[Start of Attachment]

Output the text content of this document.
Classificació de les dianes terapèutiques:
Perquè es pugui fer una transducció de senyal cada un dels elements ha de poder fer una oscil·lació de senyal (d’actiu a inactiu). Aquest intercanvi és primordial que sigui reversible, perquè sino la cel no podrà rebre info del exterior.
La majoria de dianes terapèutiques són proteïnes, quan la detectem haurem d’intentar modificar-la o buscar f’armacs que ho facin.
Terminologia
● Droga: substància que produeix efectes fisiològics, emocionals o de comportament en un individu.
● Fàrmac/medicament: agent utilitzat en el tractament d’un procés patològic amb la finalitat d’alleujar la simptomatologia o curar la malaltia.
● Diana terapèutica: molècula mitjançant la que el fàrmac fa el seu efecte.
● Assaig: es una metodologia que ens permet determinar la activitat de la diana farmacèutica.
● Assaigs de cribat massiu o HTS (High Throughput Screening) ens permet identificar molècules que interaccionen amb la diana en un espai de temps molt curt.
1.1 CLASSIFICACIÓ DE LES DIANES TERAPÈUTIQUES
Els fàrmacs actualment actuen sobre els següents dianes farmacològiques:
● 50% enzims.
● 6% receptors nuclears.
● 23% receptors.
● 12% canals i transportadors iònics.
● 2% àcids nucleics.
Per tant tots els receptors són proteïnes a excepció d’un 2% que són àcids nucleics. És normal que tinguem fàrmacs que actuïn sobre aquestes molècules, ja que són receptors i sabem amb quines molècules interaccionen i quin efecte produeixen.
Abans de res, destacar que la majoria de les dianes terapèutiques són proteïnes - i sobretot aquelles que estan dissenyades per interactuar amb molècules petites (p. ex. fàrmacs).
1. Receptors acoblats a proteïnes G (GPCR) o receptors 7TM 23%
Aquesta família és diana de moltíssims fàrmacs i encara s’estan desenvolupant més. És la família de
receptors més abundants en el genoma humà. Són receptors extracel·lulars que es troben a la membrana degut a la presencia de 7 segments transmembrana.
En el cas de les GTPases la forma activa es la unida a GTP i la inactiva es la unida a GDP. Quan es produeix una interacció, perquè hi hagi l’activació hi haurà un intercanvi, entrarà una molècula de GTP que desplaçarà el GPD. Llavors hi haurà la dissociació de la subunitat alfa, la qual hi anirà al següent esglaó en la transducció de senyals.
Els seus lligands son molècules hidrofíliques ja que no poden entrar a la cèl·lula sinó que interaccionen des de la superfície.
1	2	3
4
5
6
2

[End of Attachment]

» **WHAT NEEDS TO BE DONE**: Where a line of the data holds the word "molècules", copy that line.

» **TASK OUTPUT**:
● Assaigs de cribat massiu o HTS (High Throughput Screening) ens permet identificar molècules que interaccionen amb la diana en un espai de temps molt curt.
Per tant tots els receptors són proteïnes a excepció d’un 2% que són àcids nucleics. És normal que tinguem fàrmacs que actuïn sobre aquestes molècules, ja que són receptors i sabem amb quines molècules interaccionen i quin efecte produeixen.
Abans de res, destacar que la majoria de les dianes terapèutiques són proteïnes - i sobretot aquelles que estan dissenyades per interactuar amb molècules petites (p. ex. fàrmacs).
Els seus lligands son molècules hidrofíliques ja que no poden entrar a la cèl·lula sinó que interaccionen des de la superfície.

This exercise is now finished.